>> start Listed entries

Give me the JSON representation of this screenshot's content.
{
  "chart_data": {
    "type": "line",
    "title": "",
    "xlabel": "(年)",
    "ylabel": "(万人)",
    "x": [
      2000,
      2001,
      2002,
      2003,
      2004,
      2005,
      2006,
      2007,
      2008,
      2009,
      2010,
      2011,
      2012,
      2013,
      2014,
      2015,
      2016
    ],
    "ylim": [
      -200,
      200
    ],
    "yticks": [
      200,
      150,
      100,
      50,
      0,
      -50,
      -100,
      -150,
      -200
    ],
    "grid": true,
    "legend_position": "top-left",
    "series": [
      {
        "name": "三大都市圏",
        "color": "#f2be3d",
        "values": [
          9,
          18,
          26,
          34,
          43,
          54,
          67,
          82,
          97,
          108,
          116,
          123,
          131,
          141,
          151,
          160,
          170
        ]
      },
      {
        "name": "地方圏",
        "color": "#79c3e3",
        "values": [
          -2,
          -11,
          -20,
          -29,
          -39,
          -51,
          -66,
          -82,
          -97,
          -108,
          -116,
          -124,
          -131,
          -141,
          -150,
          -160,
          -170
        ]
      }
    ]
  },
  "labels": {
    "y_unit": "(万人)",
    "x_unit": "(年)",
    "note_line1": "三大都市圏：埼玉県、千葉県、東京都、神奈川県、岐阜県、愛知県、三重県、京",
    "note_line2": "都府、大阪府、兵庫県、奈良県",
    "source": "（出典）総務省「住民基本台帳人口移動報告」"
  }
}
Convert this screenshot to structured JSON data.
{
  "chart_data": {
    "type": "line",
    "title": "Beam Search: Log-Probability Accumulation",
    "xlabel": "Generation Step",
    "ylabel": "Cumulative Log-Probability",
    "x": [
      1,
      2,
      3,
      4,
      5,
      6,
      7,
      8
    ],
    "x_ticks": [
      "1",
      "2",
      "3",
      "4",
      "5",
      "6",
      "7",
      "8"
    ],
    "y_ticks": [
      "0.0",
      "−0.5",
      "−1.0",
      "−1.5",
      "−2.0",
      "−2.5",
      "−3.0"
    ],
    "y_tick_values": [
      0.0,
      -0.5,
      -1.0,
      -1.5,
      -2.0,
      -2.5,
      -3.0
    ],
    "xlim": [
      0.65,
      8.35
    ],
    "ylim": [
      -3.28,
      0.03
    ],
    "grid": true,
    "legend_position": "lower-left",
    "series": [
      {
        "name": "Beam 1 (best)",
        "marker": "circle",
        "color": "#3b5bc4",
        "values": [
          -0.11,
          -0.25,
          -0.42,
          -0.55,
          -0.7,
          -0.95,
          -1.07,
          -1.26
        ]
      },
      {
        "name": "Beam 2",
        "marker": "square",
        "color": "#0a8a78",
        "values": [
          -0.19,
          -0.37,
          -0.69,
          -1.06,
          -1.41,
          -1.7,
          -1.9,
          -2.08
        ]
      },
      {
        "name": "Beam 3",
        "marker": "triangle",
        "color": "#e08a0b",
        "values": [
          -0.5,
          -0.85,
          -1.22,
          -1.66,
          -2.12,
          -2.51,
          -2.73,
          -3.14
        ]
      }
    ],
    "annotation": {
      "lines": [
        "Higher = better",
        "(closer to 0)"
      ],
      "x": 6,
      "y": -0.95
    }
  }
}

>> end Listed entries

● Problem
Show the data once more, exactly as it was written.

● Written answer
Give me the JSON representation of this screenshot's content.
{
  "chart_data": {
    "type": "line",
    "title": "",
    "xlabel": "(年)",
    "ylabel": "(万人)",
    "x": [
      2000,
      2001,
      2002,
      2003,
      2004,
      2005,
      2006,
      2007,
      2008,
      2009,
      2010,
      2011,
      2012,
      2013,
      2014,
      2015,
      2016
    ],
    "ylim": [
      -200,
      200
    ],
    "yticks": [
      200,
      150,
      100,
      50,
      0,
      -50,
      -100,
      -150,
      -200
    ],
    "grid": true,
    "legend_position": "top-left",
    "series": [
      {
        "name": "三大都市圏",
        "color": "#f2be3d",
        "values": [
          9,
          18,
          26,
          34,
          43,
          54,
          67,
          82,
          97,
          108,
          116,
          123,
          131,
          141,
          151,
          160,
          170
        ]
      },
      {
        "name": "地方圏",
        "color": "#79c3e3",
        "values": [
          -2,
          -11,
          -20,
          -29,
          -39,
          -51,
          -66,
          -82,
          -97,
          -108,
          -116,
          -124,
          -131,
          -141,
          -150,
          -160,
          -170
        ]
      }
    ]
  },
  "labels": {
    "y_unit": "(万人)",
    "x_unit": "(年)",
    "note_line1": "三大都市圏：埼玉県、千葉県、東京都、神奈川県、岐阜県、愛知県、三重県、京",
    "note_line2": "都府、大阪府、兵庫県、奈良県",
    "source": "（出典）総務省「住民基本台帳人口移動報告」"
  }
}
Convert this screenshot to structured JSON data.
{
  "chart_data": {
    "type": "line",
    "title": "Beam Search: Log-Probability Accumulation",
    "xlabel": "Generation Step",
    "ylabel": "Cumulative Log-Probability",
    "x": [
      1,
      2,
      3,
      4,
      5,
      6,
      7,
      8
    ],
    "x_ticks": [
      "1",
      "2",
      "3",
      "4",
      "5",
      "6",
      "7",
      "8"
    ],
    "y_ticks": [
      "0.0",
      "−0.5",
      "−1.0",
      "−1.5",
      "−2.0",
      "−2.5",
      "−3.0"
    ],
    "y_tick_values": [
      0.0,
      -0.5,
      -1.0,
      -1.5,
      -2.0,
      -2.5,
      -3.0
    ],
    "xlim": [
      0.65,
      8.35
    ],
    "ylim": [
      -3.28,
      0.03
    ],
    "grid": true,
    "legend_position": "lower-left",
    "series": [
      {
        "name": "Beam 1 (best)",
        "marker": "circle",
        "color": "#3b5bc4",
        "values": [
          -0.11,
          -0.25,
          -0.42,
          -0.55,
          -0.7,
          -0.95,
          -1.07,
          -1.26
        ]
      },
      {
        "name": "Beam 2",
        "marker": "square",
        "color": "#0a8a78",
        "values": [
          -0.19,
          -0.37,
          -0.69,
          -1.06,
          -1.41,
          -1.7,
          -1.9,
          -2.08
        ]
      },
      {
        "name": "Beam 3",
        "marker": "triangle",
        "color": "#e08a0b",
        "values": [
          -0.5,
          -0.85,
          -1.22,
          -1.66,
          -2.12,
          -2.51,
          -2.73,
          -3.14
        ]
      }
    ],
    "annotation": {
      "lines": [
        "Higher = better",
        "(closer to 0)"
      ],
      "x": 6,
      "y": -0.95
    }
  }
}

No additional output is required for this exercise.